*What to produce*
Rewrite the data below, replacing each occurrence of "interactable" with "clickable" and leaving every other character as it is.

*Exercise materials*
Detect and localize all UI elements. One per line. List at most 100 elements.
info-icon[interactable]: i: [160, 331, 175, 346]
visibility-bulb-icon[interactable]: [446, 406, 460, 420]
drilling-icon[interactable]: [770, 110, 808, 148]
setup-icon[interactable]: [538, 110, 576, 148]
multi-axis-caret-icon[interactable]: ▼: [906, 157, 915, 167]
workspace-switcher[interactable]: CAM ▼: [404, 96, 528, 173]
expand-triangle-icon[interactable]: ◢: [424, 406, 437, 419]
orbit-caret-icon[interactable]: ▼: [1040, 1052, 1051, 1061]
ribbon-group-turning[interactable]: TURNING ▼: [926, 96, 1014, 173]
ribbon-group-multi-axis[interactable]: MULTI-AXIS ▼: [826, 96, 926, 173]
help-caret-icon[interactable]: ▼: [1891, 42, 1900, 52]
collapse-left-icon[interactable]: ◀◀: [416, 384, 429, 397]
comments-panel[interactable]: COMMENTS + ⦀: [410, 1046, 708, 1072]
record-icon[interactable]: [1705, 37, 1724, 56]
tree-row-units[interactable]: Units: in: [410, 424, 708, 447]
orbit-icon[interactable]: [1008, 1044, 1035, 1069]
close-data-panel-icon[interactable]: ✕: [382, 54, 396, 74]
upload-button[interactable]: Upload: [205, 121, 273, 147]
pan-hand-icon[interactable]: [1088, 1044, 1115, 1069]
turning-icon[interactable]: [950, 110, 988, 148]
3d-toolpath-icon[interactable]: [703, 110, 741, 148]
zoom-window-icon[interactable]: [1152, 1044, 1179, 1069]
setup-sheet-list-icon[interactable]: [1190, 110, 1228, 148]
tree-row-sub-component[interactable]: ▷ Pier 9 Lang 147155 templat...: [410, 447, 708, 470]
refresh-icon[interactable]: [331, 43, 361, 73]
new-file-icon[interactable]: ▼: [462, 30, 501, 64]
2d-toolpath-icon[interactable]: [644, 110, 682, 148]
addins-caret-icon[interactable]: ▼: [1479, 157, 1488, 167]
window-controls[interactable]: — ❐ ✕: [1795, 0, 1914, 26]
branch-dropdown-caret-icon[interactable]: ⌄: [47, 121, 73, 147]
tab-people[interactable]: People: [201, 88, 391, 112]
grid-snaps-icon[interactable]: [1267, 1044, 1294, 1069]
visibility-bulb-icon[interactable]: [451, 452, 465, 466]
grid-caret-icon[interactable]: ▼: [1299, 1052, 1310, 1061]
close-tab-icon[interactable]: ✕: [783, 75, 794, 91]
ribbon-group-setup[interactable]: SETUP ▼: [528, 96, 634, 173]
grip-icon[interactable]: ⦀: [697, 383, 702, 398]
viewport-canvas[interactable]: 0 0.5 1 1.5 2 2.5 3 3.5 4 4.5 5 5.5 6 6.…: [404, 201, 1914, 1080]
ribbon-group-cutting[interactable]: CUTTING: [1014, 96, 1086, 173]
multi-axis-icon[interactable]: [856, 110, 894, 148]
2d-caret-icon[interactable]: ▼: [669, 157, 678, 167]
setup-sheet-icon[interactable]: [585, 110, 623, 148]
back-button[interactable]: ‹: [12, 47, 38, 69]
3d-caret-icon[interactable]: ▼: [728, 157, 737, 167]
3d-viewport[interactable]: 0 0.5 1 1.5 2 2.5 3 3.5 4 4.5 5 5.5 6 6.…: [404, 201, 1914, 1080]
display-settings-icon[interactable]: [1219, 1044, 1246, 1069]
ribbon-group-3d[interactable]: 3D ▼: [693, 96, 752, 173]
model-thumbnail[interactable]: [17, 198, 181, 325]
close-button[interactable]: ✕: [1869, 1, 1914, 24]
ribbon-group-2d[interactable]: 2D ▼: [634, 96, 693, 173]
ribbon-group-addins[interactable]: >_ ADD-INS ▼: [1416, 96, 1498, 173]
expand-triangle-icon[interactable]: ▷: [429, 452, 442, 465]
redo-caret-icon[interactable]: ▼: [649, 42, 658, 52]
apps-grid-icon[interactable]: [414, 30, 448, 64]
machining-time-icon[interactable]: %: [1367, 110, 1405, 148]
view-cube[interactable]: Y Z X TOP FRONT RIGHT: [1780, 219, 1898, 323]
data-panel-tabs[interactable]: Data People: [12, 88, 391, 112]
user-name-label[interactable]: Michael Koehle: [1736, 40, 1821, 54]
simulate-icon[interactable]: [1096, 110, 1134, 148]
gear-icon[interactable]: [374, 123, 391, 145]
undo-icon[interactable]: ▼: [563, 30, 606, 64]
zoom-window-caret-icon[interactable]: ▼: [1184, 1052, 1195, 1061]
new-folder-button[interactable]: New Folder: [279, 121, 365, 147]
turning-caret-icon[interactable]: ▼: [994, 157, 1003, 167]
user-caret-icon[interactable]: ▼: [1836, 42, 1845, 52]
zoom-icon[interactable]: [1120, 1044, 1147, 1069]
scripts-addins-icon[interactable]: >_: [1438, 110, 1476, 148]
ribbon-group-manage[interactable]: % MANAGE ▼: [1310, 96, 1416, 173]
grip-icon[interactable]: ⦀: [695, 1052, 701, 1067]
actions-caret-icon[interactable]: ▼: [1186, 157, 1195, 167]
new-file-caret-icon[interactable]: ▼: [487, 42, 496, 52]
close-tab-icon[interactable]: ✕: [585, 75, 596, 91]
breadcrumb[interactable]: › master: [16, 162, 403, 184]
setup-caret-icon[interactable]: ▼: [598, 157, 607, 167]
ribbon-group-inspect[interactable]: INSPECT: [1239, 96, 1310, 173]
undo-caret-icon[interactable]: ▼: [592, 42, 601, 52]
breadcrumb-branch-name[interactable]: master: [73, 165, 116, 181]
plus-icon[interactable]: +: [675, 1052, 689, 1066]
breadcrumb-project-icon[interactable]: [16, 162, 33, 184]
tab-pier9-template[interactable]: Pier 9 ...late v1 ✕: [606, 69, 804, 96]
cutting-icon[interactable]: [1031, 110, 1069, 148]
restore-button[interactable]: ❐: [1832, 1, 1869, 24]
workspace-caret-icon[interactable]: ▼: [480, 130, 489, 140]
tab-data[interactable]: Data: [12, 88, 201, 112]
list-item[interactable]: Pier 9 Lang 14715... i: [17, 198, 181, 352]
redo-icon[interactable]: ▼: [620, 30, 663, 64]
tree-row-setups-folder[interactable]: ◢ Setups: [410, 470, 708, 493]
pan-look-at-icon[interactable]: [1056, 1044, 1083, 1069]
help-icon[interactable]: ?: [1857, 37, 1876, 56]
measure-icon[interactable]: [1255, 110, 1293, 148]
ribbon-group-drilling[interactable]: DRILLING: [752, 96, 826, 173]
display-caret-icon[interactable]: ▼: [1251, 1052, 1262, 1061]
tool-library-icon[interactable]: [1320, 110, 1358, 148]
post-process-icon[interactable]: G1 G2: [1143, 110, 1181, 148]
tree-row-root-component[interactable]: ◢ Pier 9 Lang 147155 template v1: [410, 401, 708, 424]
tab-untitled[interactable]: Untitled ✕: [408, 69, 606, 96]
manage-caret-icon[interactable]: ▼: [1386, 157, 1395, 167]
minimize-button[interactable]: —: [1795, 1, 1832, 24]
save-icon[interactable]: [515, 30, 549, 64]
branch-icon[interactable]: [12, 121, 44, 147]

*Correct output*
Detect and localize all UI elements. One per line. List at most 100 elements.
info-icon[clickable]: i: [160, 331, 175, 346]
visibility-bulb-icon[clickable]: [446, 406, 460, 420]
drilling-icon[clickable]: [770, 110, 808, 148]
setup-icon[clickable]: [538, 110, 576, 148]
multi-axis-caret-icon[clickable]: ▼: [906, 157, 915, 167]
workspace-switcher[clickable]: CAM ▼: [404, 96, 528, 173]
expand-triangle-icon[clickable]: ◢: [424, 406, 437, 419]
orbit-caret-icon[clickable]: ▼: [1040, 1052, 1051, 1061]
ribbon-group-turning[clickable]: TURNING ▼: [926, 96, 1014, 173]
ribbon-group-multi-axis[clickable]: MULTI-AXIS ▼: [826, 96, 926, 173]
help-caret-icon[clickable]: ▼: [1891, 42, 1900, 52]
collapse-left-icon[clickable]: ◀◀: [416, 384, 429, 397]
comments-panel[clickable]: COMMENTS + ⦀: [410, 1046, 708, 1072]
record-icon[clickable]: [1705, 37, 1724, 56]
tree-row-units[clickable]: Units: in: [410, 424, 708, 447]
orbit-icon[clickable]: [1008, 1044, 1035, 1069]
close-data-panel-icon[clickable]: ✕: [382, 54, 396, 74]
upload-button[clickable]: Upload: [205, 121, 273, 147]
pan-hand-icon[clickable]: [1088, 1044, 1115, 1069]
turning-icon[clickable]: [950, 110, 988, 148]
3d-toolpath-icon[clickable]: [703, 110, 741, 148]
zoom-window-icon[clickable]: [1152, 1044, 1179, 1069]
setup-sheet-list-icon[clickable]: [1190, 110, 1228, 148]
tree-row-sub-component[clickable]: ▷ Pier 9 Lang 147155 templat...: [410, 447, 708, 470]
refresh-icon[clickable]: [331, 43, 361, 73]
new-file-icon[clickable]: ▼: [462, 30, 501, 64]
2d-toolpath-icon[clickable]: [644, 110, 682, 148]
addins-caret-icon[clickable]: ▼: [1479, 157, 1488, 167]
window-controls[clickable]: — ❐ ✕: [1795, 0, 1914, 26]
branch-dropdown-caret-icon[clickable]: ⌄: [47, 121, 73, 147]
tab-people[clickable]: People: [201, 88, 391, 112]
grid-snaps-icon[clickable]: [1267, 1044, 1294, 1069]
visibility-bulb-icon[clickable]: [451, 452, 465, 466]
grid-caret-icon[clickable]: ▼: [1299, 1052, 1310, 1061]
close-tab-icon[clickable]: ✕: [783, 75, 794, 91]
ribbon-group-setup[clickable]: SETUP ▼: [528, 96, 634, 173]
grip-icon[clickable]: ⦀: [697, 383, 702, 398]
viewport-canvas[clickable]: 0 0.5 1 1.5 2 2.5 3 3.5 4 4.5 5 5.5 6 6.…: [404, 201, 1914, 1080]
ribbon-group-cutting[clickable]: CUTTING: [1014, 96, 1086, 173]
multi-axis-icon[clickable]: [856, 110, 894, 148]
2d-caret-icon[clickable]: ▼: [669, 157, 678, 167]
setup-sheet-icon[clickable]: [585, 110, 623, 148]
back-button[clickable]: ‹: [12, 47, 38, 69]
3d-caret-icon[clickable]: ▼: [728, 157, 737, 167]
3d-viewport[clickable]: 0 0.5 1 1.5 2 2.5 3 3.5 4 4.5 5 5.5 6 6.…: [404, 201, 1914, 1080]
display-settings-icon[clickable]: [1219, 1044, 1246, 1069]
ribbon-group-3d[clickable]: 3D ▼: [693, 96, 752, 173]
model-thumbnail[clickable]: [17, 198, 181, 325]
close-button[clickable]: ✕: [1869, 1, 1914, 24]
ribbon-group-2d[clickable]: 2D ▼: [634, 96, 693, 173]
ribbon-group-addins[clickable]: >_ ADD-INS ▼: [1416, 96, 1498, 173]
expand-triangle-icon[clickable]: ▷: [429, 452, 442, 465]
redo-caret-icon[clickable]: ▼: [649, 42, 658, 52]
apps-grid-icon[clickable]: [414, 30, 448, 64]
machining-time-icon[clickable]: %: [1367, 110, 1405, 148]
view-cube[clickable]: Y Z X TOP FRONT RIGHT: [1780, 219, 1898, 323]
data-panel-tabs[clickable]: Data People: [12, 88, 391, 112]
user-name-label[clickable]: Michael Koehle: [1736, 40, 1821, 54]
simulate-icon[clickable]: [1096, 110, 1134, 148]
gear-icon[clickable]: [374, 123, 391, 145]
undo-icon[clickable]: ▼: [563, 30, 606, 64]
zoom-window-caret-icon[clickable]: ▼: [1184, 1052, 1195, 1061]
new-folder-button[clickable]: New Folder: [279, 121, 365, 147]
turning-caret-icon[clickable]: ▼: [994, 157, 1003, 167]
user-caret-icon[clickable]: ▼: [1836, 42, 1845, 52]
zoom-icon[clickable]: [1120, 1044, 1147, 1069]
scripts-addins-icon[clickable]: >_: [1438, 110, 1476, 148]
ribbon-group-manage[clickable]: % MANAGE ▼: [1310, 96, 1416, 173]
grip-icon[clickable]: ⦀: [695, 1052, 701, 1067]
actions-caret-icon[clickable]: ▼: [1186, 157, 1195, 167]
new-file-caret-icon[clickable]: ▼: [487, 42, 496, 52]
close-tab-icon[clickable]: ✕: [585, 75, 596, 91]
breadcrumb[clickable]: › master: [16, 162, 403, 184]
setup-caret-icon[clickable]: ▼: [598, 157, 607, 167]
ribbon-group-inspect[clickable]: INSPECT: [1239, 96, 1310, 173]
undo-caret-icon[clickable]: ▼: [592, 42, 601, 52]
breadcrumb-branch-name[clickable]: master: [73, 165, 116, 181]
plus-icon[clickable]: +: [675, 1052, 689, 1066]
breadcrumb-project-icon[clickable]: [16, 162, 33, 184]
tab-pier9-template[clickable]: Pier 9 ...late v1 ✕: [606, 69, 804, 96]
cutting-icon[clickable]: [1031, 110, 1069, 148]
restore-button[clickable]: ❐: [1832, 1, 1869, 24]
workspace-caret-icon[clickable]: ▼: [480, 130, 489, 140]
tab-data[clickable]: Data: [12, 88, 201, 112]
list-item[clickable]: Pier 9 Lang 14715... i: [17, 198, 181, 352]
redo-icon[clickable]: ▼: [620, 30, 663, 64]
tree-row-setups-folder[clickable]: ◢ Setups: [410, 470, 708, 493]
pan-look-at-icon[clickable]: [1056, 1044, 1083, 1069]
help-icon[clickable]: ?: [1857, 37, 1876, 56]
measure-icon[clickable]: [1255, 110, 1293, 148]
ribbon-group-drilling[clickable]: DRILLING: [752, 96, 826, 173]
display-caret-icon[clickable]: ▼: [1251, 1052, 1262, 1061]
tool-library-icon[clickable]: [1320, 110, 1358, 148]
post-process-icon[clickable]: G1 G2: [1143, 110, 1181, 148]
tree-row-root-component[clickable]: ◢ Pier 9 Lang 147155 template v1: [410, 401, 708, 424]
tab-untitled[clickable]: Untitled ✕: [408, 69, 606, 96]
manage-caret-icon[clickable]: ▼: [1386, 157, 1395, 167]
minimize-button[clickable]: —: [1795, 1, 1832, 24]
save-icon[clickable]: [515, 30, 549, 64]
branch-icon[clickable]: [12, 121, 44, 147]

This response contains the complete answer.